• [Set problem]: Copy every line from the material below that holds "目镜的倍数".

Data records
* Start *

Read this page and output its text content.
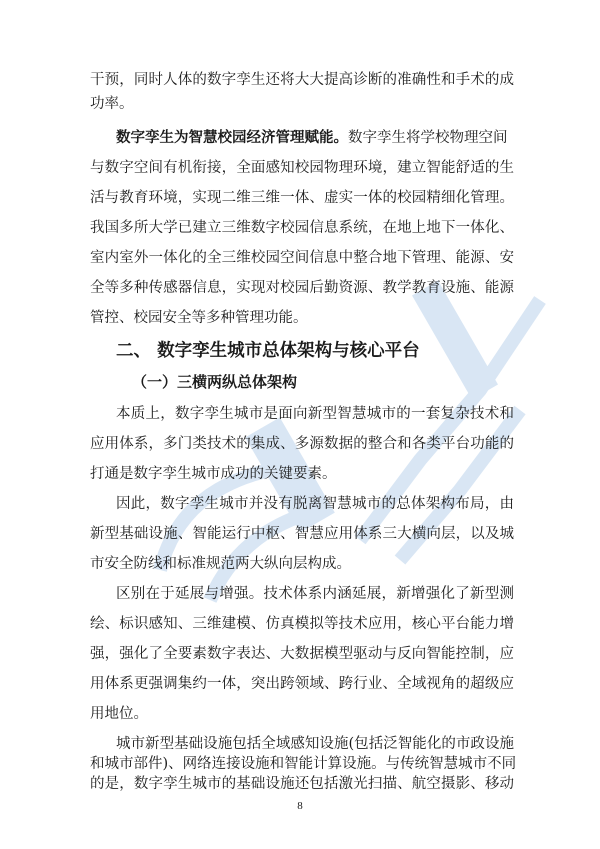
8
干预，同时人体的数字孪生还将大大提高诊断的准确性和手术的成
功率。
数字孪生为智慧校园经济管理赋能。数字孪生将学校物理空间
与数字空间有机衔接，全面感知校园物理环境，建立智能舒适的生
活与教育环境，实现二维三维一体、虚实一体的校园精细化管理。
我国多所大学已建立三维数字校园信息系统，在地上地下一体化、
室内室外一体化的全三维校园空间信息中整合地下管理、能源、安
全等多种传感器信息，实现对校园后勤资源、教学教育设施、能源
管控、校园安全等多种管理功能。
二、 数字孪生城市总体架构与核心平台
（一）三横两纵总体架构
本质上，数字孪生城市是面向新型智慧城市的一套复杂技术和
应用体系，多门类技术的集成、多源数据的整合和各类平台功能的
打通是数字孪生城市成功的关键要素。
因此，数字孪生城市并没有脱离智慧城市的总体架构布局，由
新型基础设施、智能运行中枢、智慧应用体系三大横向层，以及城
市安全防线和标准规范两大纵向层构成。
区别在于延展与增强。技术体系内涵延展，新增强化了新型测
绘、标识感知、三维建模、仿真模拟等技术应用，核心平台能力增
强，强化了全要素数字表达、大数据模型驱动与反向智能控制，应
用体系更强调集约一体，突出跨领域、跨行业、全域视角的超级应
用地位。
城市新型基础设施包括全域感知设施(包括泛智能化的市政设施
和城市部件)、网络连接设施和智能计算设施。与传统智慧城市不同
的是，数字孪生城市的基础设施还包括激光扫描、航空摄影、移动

* End *
* Start *

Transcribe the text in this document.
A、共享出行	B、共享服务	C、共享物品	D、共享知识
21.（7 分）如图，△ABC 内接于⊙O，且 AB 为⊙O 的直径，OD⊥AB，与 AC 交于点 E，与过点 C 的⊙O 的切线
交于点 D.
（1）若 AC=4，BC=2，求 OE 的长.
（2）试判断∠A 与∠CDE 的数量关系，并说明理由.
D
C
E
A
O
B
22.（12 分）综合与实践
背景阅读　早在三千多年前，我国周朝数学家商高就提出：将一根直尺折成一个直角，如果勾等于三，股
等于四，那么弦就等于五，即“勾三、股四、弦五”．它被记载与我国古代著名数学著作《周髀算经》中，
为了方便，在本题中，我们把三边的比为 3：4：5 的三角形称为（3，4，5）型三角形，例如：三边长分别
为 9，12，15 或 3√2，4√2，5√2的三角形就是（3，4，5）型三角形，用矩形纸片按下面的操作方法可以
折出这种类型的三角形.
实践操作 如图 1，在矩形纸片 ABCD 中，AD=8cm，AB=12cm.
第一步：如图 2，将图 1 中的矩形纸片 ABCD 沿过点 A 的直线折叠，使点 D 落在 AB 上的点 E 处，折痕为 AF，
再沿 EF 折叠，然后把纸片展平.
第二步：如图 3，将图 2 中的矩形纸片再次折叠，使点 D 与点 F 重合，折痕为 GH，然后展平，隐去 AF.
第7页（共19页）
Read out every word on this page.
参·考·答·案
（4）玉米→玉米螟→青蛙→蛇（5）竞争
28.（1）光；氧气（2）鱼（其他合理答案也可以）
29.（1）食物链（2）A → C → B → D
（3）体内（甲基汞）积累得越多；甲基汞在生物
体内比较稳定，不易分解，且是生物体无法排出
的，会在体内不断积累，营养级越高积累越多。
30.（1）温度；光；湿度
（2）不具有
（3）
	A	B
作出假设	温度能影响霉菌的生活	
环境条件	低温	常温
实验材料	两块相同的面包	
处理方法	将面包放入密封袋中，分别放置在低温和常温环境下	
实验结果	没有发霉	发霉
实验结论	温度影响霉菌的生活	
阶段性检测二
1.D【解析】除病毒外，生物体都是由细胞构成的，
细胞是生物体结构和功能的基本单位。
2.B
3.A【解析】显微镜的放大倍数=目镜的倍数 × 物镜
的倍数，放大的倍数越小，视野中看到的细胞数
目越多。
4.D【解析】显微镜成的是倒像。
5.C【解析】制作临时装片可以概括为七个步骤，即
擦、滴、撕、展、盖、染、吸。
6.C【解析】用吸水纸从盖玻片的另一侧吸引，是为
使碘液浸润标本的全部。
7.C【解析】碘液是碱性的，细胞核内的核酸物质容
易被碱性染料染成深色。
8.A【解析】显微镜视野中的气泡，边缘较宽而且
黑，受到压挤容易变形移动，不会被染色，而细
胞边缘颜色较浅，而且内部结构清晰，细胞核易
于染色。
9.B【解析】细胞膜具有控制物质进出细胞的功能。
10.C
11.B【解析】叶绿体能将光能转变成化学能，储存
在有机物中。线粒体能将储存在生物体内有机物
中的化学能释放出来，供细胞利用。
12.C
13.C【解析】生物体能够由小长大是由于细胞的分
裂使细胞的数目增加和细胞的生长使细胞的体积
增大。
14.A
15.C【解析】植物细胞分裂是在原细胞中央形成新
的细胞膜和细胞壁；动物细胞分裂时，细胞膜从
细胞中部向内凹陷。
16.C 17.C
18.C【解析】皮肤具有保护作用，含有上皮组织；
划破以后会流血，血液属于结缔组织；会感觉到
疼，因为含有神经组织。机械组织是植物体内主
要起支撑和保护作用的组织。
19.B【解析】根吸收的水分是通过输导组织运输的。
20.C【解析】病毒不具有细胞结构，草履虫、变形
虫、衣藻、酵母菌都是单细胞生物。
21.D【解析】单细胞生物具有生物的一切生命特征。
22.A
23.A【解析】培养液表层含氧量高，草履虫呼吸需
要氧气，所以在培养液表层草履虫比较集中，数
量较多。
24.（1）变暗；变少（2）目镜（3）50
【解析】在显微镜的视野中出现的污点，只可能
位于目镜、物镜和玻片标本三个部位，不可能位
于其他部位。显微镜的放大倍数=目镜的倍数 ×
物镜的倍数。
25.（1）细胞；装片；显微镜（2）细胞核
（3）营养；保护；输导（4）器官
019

* End *
* Start *

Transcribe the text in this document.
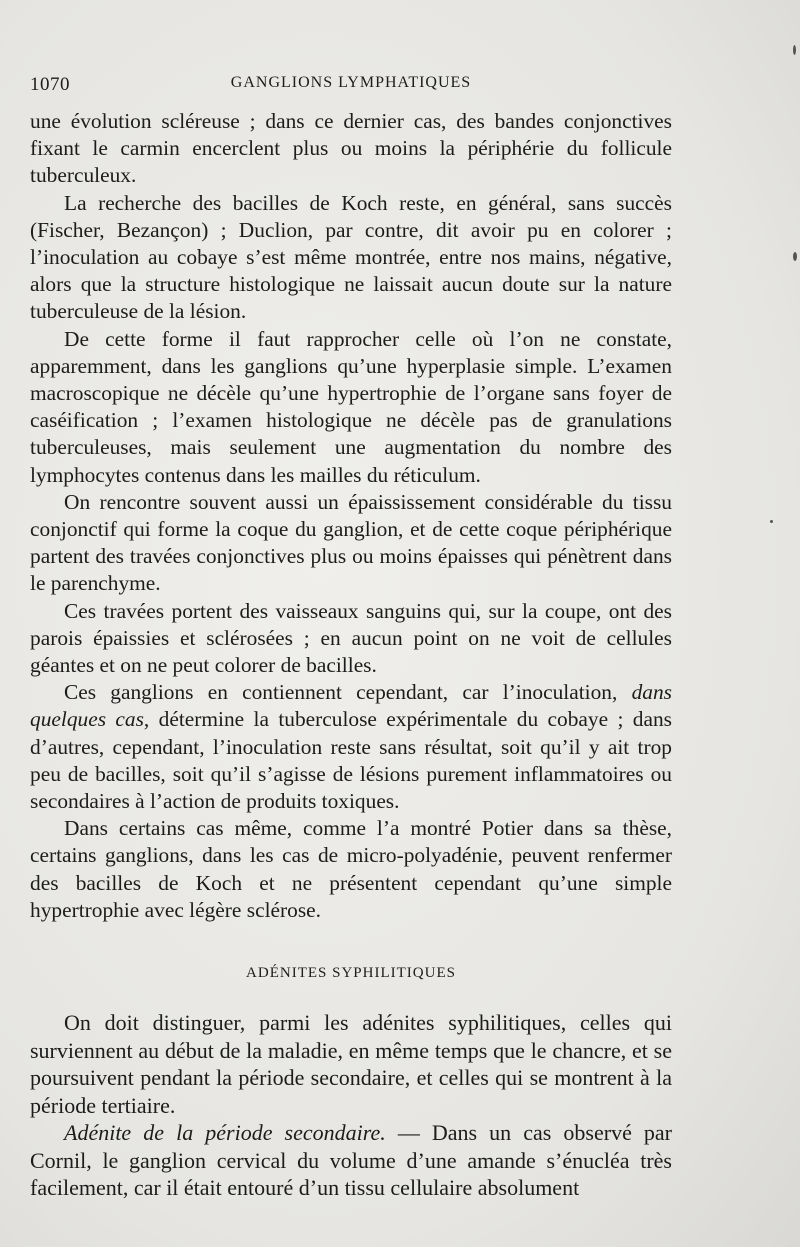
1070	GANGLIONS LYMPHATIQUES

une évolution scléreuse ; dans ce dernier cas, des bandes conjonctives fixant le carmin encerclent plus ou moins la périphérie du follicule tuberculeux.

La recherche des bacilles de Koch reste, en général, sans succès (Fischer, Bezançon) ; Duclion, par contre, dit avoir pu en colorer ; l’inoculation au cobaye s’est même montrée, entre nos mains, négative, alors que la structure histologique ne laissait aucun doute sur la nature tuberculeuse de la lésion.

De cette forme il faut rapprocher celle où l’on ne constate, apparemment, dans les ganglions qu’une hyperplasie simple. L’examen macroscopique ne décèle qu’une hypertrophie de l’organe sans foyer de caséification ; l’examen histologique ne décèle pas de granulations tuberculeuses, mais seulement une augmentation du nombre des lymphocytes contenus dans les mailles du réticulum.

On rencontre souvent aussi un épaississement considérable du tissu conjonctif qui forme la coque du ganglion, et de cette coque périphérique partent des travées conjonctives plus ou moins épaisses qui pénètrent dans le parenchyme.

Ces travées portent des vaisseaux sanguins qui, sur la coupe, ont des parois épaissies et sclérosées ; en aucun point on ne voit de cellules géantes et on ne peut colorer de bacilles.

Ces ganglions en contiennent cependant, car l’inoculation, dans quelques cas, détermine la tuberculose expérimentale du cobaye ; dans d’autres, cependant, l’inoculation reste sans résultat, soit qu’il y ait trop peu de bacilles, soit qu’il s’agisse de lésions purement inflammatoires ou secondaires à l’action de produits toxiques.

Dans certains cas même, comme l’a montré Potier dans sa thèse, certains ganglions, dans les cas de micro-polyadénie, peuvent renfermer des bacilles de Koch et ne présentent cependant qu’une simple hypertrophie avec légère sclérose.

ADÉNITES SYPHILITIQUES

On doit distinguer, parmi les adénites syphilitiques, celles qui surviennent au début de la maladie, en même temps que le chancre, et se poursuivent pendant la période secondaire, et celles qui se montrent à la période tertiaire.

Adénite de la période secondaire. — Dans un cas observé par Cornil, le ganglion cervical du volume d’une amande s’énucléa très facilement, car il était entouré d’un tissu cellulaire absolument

* End *

• [Reply to the exercise]:
3.A【解析】显微镜的放大倍数=目镜的倍数 × 物镜
于其他部位。显微镜的放大倍数=目镜的倍数 ×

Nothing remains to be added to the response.